• What is expected:
Output all of the data below exactly as given.

• Exercise input:
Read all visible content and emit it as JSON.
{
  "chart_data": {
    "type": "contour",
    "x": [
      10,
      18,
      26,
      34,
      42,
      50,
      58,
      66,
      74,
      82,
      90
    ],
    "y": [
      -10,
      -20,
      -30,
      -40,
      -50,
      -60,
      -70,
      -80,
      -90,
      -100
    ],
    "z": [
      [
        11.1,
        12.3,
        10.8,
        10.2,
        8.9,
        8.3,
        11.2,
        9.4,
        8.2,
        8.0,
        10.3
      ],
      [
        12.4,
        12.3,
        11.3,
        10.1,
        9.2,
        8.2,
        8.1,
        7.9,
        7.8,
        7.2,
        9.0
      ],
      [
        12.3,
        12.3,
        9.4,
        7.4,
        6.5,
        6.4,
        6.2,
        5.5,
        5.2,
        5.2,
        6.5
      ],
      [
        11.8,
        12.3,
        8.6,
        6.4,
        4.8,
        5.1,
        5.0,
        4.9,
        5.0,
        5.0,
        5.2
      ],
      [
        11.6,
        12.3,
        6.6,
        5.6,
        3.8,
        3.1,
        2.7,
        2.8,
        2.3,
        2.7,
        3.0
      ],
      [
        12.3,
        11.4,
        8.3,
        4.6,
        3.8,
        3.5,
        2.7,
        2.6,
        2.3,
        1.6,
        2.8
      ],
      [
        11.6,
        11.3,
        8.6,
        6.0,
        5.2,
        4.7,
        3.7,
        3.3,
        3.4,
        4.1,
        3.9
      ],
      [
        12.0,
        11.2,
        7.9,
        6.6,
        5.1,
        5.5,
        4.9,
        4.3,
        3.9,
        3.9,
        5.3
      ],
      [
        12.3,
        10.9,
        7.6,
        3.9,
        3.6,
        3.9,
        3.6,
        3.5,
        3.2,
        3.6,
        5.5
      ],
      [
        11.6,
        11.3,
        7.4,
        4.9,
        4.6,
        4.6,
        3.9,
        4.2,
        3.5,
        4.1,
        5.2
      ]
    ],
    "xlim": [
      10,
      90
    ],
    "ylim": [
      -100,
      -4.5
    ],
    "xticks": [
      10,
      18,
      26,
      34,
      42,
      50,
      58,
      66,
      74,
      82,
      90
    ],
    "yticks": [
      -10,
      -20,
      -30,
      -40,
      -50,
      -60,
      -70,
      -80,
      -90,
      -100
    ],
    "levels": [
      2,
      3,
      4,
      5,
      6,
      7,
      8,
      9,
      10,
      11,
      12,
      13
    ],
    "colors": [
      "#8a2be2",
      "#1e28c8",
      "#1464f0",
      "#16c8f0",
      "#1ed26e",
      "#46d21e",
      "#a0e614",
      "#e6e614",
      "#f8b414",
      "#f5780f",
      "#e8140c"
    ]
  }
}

• Output of the exercise:
Read all visible content and emit it as JSON.
{
  "chart_data": {
    "type": "contour",
    "x": [
      10,
      18,
      26,
      34,
      42,
      50,
      58,
      66,
      74,
      82,
      90
    ],
    "y": [
      -10,
      -20,
      -30,
      -40,
      -50,
      -60,
      -70,
      -80,
      -90,
      -100
    ],
    "z": [
      [
        11.1,
        12.3,
        10.8,
        10.2,
        8.9,
        8.3,
        11.2,
        9.4,
        8.2,
        8.0,
        10.3
      ],
      [
        12.4,
        12.3,
        11.3,
        10.1,
        9.2,
        8.2,
        8.1,
        7.9,
        7.8,
        7.2,
        9.0
      ],
      [
        12.3,
        12.3,
        9.4,
        7.4,
        6.5,
        6.4,
        6.2,
        5.5,
        5.2,
        5.2,
        6.5
      ],
      [
        11.8,
        12.3,
        8.6,
        6.4,
        4.8,
        5.1,
        5.0,
        4.9,
        5.0,
        5.0,
        5.2
      ],
      [
        11.6,
        12.3,
        6.6,
        5.6,
        3.8,
        3.1,
        2.7,
        2.8,
        2.3,
        2.7,
        3.0
      ],
      [
        12.3,
        11.4,
        8.3,
        4.6,
        3.8,
        3.5,
        2.7,
        2.6,
        2.3,
        1.6,
        2.8
      ],
      [
        11.6,
        11.3,
        8.6,
        6.0,
        5.2,
        4.7,
        3.7,
        3.3,
        3.4,
        4.1,
        3.9
      ],
      [
        12.0,
        11.2,
        7.9,
        6.6,
        5.1,
        5.5,
        4.9,
        4.3,
        3.9,
        3.9,
        5.3
      ],
      [
        12.3,
        10.9,
        7.6,
        3.9,
        3.6,
        3.9,
        3.6,
        3.5,
        3.2,
        3.6,
        5.5
      ],
      [
        11.6,
        11.3,
        7.4,
        4.9,
        4.6,
        4.6,
        3.9,
        4.2,
        3.5,
        4.1,
        5.2
      ]
    ],
    "xlim": [
      10,
      90
    ],
    "ylim": [
      -100,
      -4.5
    ],
    "xticks": [
      10,
      18,
      26,
      34,
      42,
      50,
      58,
      66,
      74,
      82,
      90
    ],
    "yticks": [
      -10,
      -20,
      -30,
      -40,
      -50,
      -60,
      -70,
      -80,
      -90,
      -100
    ],
    "levels": [
      2,
      3,
      4,
      5,
      6,
      7,
      8,
      9,
      10,
      11,
      12,
      13
    ],
    "colors": [
      "#8a2be2",
      "#1e28c8",
      "#1464f0",
      "#16c8f0",
      "#1ed26e",
      "#46d21e",
      "#a0e614",
      "#e6e614",
      "#f8b414",
      "#f5780f",
      "#e8140c"
    ]
  }
}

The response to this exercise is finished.